Set task =
Give only a count of the lines that include the string "evolution".

Start of Entries supplied

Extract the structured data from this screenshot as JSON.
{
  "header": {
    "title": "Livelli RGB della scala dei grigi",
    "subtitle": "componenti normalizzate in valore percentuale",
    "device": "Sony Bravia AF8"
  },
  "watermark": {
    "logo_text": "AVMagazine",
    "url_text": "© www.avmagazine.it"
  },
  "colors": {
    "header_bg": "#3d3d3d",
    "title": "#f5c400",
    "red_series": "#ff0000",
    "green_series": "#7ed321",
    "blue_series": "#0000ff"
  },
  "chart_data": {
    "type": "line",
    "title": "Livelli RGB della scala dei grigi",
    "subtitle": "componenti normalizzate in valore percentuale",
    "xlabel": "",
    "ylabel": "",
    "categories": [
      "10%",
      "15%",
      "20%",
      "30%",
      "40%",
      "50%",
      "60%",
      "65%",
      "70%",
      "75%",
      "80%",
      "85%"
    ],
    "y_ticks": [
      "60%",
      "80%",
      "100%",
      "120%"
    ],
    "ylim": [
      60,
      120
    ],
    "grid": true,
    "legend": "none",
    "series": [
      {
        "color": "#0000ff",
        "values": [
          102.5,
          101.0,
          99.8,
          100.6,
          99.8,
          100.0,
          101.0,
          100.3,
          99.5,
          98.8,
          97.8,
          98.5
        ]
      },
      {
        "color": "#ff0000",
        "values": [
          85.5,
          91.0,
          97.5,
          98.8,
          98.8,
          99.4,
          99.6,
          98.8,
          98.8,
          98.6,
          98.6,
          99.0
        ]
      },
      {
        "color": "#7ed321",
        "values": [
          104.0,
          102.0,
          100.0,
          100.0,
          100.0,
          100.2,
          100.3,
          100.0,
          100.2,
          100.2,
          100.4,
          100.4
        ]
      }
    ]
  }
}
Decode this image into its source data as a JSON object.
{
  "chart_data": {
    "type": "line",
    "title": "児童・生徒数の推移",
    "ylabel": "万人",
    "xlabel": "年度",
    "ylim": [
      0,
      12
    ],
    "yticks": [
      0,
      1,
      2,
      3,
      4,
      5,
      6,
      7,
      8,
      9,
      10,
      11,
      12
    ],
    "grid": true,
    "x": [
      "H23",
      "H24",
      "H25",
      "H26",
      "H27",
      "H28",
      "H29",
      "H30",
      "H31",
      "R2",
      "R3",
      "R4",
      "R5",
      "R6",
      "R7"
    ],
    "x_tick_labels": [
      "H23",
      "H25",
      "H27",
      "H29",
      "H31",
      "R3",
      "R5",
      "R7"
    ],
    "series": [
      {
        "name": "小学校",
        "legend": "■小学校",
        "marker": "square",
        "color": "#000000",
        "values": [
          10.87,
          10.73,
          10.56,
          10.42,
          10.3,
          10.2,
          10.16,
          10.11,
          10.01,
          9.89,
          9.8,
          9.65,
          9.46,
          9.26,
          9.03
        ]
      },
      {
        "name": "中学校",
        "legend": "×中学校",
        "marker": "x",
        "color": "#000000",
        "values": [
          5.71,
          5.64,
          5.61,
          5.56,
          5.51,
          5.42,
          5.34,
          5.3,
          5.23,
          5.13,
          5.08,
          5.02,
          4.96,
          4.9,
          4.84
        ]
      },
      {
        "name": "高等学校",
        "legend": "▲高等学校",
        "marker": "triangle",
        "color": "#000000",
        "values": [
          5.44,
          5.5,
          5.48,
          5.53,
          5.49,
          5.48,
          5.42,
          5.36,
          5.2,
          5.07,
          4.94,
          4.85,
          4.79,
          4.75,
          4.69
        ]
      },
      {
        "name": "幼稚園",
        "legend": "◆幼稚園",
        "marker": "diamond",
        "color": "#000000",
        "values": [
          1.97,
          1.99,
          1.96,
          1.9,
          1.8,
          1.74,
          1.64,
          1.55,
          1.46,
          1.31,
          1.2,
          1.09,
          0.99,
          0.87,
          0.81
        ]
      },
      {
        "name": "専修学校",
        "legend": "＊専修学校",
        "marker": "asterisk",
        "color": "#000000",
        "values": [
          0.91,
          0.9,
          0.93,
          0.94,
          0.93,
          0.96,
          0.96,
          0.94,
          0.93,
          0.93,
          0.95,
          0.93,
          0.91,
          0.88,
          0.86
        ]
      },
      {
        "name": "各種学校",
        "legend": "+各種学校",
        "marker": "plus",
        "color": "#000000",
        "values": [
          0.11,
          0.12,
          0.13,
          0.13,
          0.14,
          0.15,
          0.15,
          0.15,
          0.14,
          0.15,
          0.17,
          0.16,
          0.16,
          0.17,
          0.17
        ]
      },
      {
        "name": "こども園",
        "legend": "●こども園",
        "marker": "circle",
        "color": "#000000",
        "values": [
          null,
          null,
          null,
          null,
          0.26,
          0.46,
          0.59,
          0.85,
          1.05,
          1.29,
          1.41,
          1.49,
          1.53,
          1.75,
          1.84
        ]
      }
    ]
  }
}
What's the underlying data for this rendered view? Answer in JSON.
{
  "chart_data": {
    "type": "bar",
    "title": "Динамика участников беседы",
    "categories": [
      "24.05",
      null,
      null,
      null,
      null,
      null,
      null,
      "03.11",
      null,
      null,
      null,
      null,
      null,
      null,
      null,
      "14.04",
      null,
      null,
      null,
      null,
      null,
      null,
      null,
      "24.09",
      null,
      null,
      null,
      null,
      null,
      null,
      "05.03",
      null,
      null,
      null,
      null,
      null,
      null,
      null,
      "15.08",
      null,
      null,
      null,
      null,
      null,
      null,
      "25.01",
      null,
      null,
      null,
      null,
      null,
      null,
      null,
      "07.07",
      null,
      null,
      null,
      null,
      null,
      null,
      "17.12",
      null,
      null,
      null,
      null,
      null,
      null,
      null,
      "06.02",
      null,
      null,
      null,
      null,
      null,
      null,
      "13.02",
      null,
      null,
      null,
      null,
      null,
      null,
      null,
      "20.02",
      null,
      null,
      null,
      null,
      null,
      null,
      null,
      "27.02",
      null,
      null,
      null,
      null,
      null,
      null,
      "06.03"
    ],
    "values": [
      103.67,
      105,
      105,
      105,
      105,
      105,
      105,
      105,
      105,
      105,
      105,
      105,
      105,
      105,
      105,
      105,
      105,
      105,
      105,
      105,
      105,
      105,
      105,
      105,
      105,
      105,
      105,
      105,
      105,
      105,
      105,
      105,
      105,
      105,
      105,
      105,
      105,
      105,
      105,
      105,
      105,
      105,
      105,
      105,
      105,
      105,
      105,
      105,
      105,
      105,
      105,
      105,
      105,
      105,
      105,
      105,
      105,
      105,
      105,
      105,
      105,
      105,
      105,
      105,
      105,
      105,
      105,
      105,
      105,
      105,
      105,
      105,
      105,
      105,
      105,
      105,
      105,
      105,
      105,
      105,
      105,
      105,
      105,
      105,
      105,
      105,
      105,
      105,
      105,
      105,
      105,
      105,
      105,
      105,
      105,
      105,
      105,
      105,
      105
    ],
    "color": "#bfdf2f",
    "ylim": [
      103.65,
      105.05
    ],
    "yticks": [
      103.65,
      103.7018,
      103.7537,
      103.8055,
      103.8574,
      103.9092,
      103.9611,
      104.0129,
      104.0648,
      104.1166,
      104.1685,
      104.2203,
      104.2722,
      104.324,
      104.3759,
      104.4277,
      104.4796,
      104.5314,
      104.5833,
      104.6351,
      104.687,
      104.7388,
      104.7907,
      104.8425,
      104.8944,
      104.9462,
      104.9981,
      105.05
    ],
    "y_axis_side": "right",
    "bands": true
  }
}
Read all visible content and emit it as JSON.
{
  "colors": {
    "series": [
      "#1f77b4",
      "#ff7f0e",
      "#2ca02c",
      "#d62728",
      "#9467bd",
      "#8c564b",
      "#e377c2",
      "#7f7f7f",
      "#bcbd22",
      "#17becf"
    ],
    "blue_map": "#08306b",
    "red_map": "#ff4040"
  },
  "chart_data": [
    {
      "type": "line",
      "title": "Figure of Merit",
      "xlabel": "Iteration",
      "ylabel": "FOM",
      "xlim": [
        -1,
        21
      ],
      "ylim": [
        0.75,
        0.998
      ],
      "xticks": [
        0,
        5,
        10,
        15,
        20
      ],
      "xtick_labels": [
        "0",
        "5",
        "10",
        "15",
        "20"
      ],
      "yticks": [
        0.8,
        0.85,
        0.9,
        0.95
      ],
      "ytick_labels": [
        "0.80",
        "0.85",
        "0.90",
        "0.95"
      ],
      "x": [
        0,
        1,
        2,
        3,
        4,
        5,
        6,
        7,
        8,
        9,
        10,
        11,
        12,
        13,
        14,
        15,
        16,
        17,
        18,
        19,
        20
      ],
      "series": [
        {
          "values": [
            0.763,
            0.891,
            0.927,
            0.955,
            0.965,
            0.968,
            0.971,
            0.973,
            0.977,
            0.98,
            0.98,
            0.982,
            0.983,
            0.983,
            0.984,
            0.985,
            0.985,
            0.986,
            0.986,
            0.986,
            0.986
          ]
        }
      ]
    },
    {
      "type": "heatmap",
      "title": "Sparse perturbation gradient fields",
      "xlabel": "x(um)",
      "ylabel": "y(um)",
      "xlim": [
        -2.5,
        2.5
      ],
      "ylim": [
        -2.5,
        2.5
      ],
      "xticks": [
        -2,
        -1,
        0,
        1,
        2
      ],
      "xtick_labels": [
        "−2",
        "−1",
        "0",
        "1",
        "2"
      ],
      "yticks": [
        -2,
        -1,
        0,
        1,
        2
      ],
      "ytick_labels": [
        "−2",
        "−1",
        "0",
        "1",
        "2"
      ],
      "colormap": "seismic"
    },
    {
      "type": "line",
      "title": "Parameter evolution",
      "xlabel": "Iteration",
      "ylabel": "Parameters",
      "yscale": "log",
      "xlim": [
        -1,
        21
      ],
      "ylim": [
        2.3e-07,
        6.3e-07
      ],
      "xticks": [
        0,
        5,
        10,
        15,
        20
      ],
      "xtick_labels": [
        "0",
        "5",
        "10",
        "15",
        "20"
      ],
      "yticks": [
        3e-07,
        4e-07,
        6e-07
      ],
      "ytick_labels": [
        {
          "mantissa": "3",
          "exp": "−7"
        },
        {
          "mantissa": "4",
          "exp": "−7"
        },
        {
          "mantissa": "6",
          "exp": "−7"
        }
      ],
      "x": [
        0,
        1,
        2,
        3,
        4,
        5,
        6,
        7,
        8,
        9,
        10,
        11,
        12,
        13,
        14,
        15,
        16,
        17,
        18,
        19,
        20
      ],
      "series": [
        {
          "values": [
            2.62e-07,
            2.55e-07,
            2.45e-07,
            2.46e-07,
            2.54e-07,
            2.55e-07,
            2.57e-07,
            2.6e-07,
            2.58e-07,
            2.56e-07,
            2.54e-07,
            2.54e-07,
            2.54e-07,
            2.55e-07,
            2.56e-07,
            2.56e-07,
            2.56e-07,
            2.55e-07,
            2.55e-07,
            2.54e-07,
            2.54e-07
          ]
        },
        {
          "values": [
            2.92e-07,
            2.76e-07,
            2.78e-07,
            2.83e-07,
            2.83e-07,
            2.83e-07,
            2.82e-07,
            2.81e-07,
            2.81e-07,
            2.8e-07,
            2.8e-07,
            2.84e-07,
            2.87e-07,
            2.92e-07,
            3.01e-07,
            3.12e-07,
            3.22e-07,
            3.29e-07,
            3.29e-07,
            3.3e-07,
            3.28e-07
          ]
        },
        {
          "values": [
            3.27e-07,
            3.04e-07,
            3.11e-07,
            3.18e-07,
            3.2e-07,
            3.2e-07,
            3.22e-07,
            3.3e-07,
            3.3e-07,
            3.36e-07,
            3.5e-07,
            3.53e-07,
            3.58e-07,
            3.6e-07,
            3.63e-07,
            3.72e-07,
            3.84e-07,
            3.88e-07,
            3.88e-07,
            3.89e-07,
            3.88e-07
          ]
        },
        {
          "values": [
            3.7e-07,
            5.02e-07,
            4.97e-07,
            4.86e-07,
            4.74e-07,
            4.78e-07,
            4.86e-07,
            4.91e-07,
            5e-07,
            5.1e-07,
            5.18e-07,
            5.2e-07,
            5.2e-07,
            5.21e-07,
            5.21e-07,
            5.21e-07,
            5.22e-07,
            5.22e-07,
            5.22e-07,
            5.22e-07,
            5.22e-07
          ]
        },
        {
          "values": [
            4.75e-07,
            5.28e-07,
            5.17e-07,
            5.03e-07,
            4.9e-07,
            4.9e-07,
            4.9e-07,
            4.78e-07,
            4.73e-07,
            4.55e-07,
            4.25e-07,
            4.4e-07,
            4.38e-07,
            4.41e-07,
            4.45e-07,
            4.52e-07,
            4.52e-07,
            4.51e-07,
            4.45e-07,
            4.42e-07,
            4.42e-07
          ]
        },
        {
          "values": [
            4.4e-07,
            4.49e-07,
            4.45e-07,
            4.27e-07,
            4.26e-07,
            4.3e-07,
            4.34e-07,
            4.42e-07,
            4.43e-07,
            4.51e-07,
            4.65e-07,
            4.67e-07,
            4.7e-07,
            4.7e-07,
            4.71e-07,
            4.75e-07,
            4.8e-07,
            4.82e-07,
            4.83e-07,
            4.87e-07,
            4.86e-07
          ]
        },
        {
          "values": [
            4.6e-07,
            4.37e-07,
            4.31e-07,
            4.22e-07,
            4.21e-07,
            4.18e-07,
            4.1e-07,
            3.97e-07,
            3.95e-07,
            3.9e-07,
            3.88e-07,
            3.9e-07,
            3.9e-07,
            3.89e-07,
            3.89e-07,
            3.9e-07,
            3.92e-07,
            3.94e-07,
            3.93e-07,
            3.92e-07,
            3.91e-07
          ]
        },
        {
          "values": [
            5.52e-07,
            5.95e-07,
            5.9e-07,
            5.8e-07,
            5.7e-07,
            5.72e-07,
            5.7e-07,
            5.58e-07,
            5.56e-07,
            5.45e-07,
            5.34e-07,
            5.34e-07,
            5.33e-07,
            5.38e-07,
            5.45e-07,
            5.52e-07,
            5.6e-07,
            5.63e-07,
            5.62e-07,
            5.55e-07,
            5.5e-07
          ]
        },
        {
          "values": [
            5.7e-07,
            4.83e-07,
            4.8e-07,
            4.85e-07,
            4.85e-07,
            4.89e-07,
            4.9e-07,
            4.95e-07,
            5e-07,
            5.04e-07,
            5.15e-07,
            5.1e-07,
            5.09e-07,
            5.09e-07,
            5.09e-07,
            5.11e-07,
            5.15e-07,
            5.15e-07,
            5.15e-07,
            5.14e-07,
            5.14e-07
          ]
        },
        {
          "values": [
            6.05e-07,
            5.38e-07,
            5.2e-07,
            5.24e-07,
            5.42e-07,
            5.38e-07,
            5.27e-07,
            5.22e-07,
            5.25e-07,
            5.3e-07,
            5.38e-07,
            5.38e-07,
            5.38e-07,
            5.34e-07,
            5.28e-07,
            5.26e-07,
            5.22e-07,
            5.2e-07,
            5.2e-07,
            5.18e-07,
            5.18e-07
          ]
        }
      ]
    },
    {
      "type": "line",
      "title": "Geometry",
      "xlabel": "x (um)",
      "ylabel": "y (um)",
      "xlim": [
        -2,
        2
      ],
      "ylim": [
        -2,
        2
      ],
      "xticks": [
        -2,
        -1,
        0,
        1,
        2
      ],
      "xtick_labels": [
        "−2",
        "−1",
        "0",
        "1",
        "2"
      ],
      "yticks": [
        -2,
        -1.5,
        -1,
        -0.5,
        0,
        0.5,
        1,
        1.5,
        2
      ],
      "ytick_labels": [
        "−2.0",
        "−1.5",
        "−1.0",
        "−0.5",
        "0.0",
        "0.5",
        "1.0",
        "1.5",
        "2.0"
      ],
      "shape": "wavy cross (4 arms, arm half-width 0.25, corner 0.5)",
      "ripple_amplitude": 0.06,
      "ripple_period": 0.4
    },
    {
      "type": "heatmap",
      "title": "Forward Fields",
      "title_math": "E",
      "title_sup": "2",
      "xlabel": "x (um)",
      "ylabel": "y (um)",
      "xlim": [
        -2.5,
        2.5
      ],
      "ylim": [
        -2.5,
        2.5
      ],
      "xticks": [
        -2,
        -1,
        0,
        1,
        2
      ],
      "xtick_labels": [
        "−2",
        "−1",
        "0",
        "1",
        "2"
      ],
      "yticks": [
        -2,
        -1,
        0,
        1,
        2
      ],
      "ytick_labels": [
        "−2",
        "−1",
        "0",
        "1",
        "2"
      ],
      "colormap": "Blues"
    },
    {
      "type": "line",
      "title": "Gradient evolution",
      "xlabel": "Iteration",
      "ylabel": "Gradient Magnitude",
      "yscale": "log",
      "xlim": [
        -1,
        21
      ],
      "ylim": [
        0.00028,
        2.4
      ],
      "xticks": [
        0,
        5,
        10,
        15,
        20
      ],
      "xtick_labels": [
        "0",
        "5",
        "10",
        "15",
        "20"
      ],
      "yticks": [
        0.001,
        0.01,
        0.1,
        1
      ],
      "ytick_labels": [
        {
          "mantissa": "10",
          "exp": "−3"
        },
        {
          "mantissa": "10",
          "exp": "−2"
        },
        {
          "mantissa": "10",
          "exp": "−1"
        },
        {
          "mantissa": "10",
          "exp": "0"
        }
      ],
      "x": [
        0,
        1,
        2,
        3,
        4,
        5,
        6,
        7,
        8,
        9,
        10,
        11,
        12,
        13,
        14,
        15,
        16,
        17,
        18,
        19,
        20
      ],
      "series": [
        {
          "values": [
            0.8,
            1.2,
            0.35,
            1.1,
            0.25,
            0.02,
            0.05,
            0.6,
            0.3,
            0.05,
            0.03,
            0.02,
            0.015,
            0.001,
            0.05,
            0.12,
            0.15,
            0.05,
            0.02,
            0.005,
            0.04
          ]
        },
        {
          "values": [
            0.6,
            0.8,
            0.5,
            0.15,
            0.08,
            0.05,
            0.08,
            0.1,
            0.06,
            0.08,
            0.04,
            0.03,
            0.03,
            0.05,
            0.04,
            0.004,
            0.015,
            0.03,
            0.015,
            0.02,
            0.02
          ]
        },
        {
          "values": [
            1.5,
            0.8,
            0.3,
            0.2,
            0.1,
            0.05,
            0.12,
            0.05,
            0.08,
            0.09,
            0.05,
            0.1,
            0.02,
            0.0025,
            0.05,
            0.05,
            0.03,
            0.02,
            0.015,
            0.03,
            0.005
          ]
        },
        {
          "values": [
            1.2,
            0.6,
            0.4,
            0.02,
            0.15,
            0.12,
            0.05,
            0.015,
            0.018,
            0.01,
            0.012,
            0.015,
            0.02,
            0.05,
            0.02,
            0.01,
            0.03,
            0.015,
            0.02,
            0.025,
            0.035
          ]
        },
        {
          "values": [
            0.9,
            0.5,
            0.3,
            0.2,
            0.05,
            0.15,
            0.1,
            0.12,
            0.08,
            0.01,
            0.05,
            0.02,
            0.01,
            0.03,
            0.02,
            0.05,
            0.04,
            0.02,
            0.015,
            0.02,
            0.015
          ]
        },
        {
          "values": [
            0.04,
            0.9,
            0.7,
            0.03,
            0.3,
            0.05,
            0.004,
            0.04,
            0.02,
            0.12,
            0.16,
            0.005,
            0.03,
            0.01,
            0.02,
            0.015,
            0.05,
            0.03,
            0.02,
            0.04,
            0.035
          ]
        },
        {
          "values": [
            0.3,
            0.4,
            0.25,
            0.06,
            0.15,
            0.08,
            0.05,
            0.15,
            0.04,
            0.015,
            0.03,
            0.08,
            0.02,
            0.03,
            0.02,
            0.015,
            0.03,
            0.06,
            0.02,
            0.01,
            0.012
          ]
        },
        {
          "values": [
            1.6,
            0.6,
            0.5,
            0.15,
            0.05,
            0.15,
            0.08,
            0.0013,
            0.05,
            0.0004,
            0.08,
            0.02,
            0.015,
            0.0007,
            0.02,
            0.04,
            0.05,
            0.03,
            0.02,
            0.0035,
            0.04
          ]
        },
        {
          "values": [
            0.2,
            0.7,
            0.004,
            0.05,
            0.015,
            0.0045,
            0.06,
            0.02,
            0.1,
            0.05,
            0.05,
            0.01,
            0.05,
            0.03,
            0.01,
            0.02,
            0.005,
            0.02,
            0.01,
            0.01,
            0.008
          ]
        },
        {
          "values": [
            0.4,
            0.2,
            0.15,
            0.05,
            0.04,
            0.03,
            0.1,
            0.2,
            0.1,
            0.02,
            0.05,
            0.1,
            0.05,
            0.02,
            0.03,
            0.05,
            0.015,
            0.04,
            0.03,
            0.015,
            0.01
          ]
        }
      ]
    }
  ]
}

End of Entries supplied

Answer to the problem =
2